____ MATERIALS PROVIDED

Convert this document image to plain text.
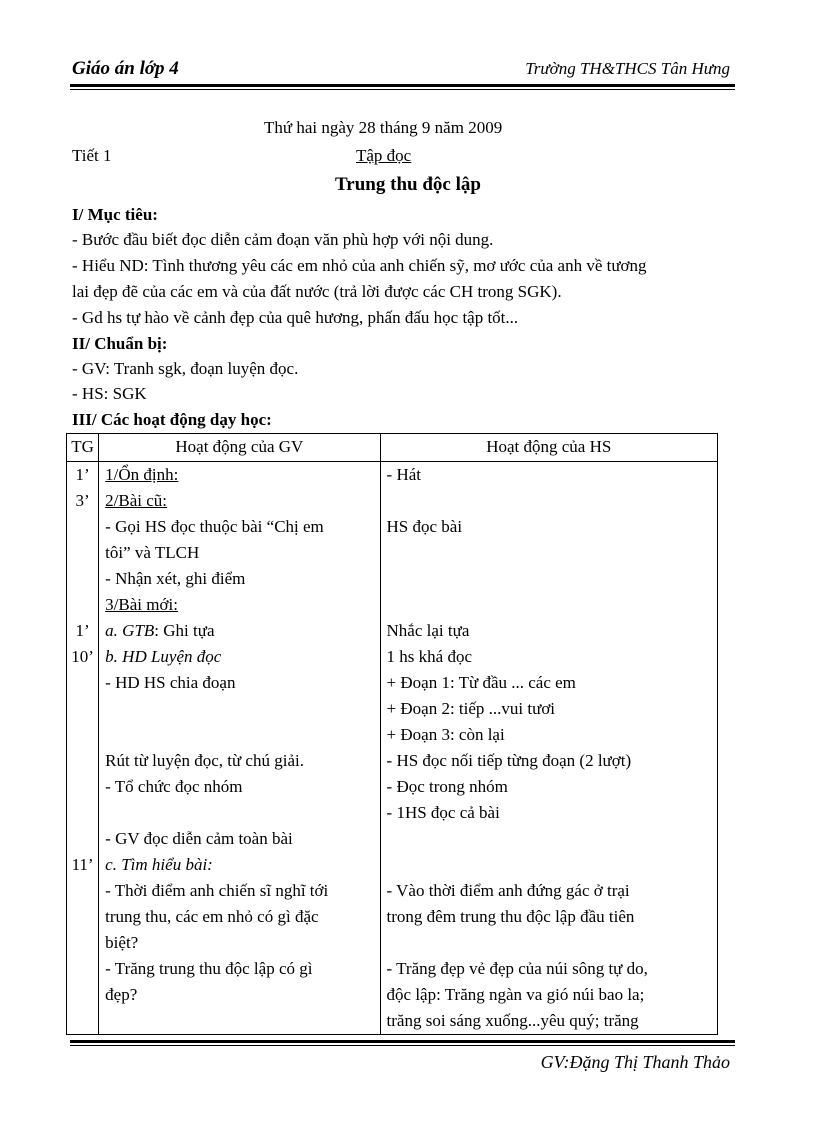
Giáo án lớp 4	Trường TH&THCS Tân Hưng
Thứ hai ngày 28 tháng 9 năm 2009
Tiết 1	Tập đọc
Trung thu độc lập
I/ Mục tiêu:
- Bước đầu biết đọc diễn cảm đoạn văn phù hợp với nội dung.
- Hiểu ND: Tình thương yêu các em nhỏ của anh chiến sỹ, mơ ước của anh về tương
lai đẹp đẽ của các em và của đất nước (trả lời được các CH trong SGK).
- Gd hs tự hào về cảnh đẹp của quê hương, phấn đấu học tập tốt...
II/ Chuẩn bị:
- GV: Tranh sgk, đoạn luyện đọc.
- HS: SGK
III/ Các hoạt động dạy học:
TG	Hoạt động của GV	Hoạt động của HS

1’	1/Ổn định:	- Hát

3’	2/Bài cũ:	

	- Gọi HS đọc thuộc bài “Chị em	HS đọc bài

	tôi” và TLCH	

	- Nhận xét, ghi điểm	

	3/Bài mới:	

1’	a. GTB: Ghi tựa	Nhắc lại tựa

10’	b. HD Luyện đọc	1 hs khá đọc

	- HD HS chia đoạn	+ Đoạn 1: Từ đầu ... các em

		+ Đoạn 2: tiếp ...vui tươi

		+ Đoạn 3: còn lại

	Rút từ luyện đọc, từ chú giải.	- HS đọc nối tiếp từng đoạn (2 lượt)

	- Tổ chức đọc nhóm	- Đọc trong nhóm

		- 1HS đọc cả bài

	- GV đọc diễn cảm toàn bài	

11’	c. Tìm hiểu bài:	

	- Thời điểm anh chiến sĩ nghĩ tới	- Vào thời điểm anh đứng gác ở trại

	trung thu, các em nhỏ có gì đặc	trong đêm trung thu độc lập đầu tiên

	biệt?	

	- Trăng trung thu độc lập có gì	- Trăng đẹp vẻ đẹp của núi sông tự do,

	đẹp?	độc lập: Trăng ngàn va gió núi bao la;

		trăng soi sáng xuống...yêu quý; trăng
GV:Đặng Thị Thanh Thảo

________

SET EXERCISE
Copy out all the entries exactly. Images stay out of the copy.

REPLY
Convert this document image to plain text.
Giáo án lớp 4	Trường TH&THCS Tân Hưng
Thứ hai ngày 28 tháng 9 năm 2009
Tiết 1	Tập đọc
Trung thu độc lập
I/ Mục tiêu:
- Bước đầu biết đọc diễn cảm đoạn văn phù hợp với nội dung.
- Hiểu ND: Tình thương yêu các em nhỏ của anh chiến sỹ, mơ ước của anh về tương
lai đẹp đẽ của các em và của đất nước (trả lời được các CH trong SGK).
- Gd hs tự hào về cảnh đẹp của quê hương, phấn đấu học tập tốt...
II/ Chuẩn bị:
- GV: Tranh sgk, đoạn luyện đọc.
- HS: SGK
III/ Các hoạt động dạy học:
TG	Hoạt động của GV	Hoạt động của HS

1’	1/Ổn định:	- Hát

3’	2/Bài cũ:	

	- Gọi HS đọc thuộc bài “Chị em	HS đọc bài

	tôi” và TLCH	

	- Nhận xét, ghi điểm	

	3/Bài mới:	

1’	a. GTB: Ghi tựa	Nhắc lại tựa

10’	b. HD Luyện đọc	1 hs khá đọc

	- HD HS chia đoạn	+ Đoạn 1: Từ đầu ... các em

		+ Đoạn 2: tiếp ...vui tươi

		+ Đoạn 3: còn lại

	Rút từ luyện đọc, từ chú giải.	- HS đọc nối tiếp từng đoạn (2 lượt)

	- Tổ chức đọc nhóm	- Đọc trong nhóm

		- 1HS đọc cả bài

	- GV đọc diễn cảm toàn bài	

11’	c. Tìm hiểu bài:	

	- Thời điểm anh chiến sĩ nghĩ tới	- Vào thời điểm anh đứng gác ở trại

	trung thu, các em nhỏ có gì đặc	trong đêm trung thu độc lập đầu tiên

	biệt?	

	- Trăng trung thu độc lập có gì	- Trăng đẹp vẻ đẹp của núi sông tự do,

	đẹp?	độc lập: Trăng ngàn va gió núi bao la;

		trăng soi sáng xuống...yêu quý; trăng
GV:Đặng Thị Thanh Thảo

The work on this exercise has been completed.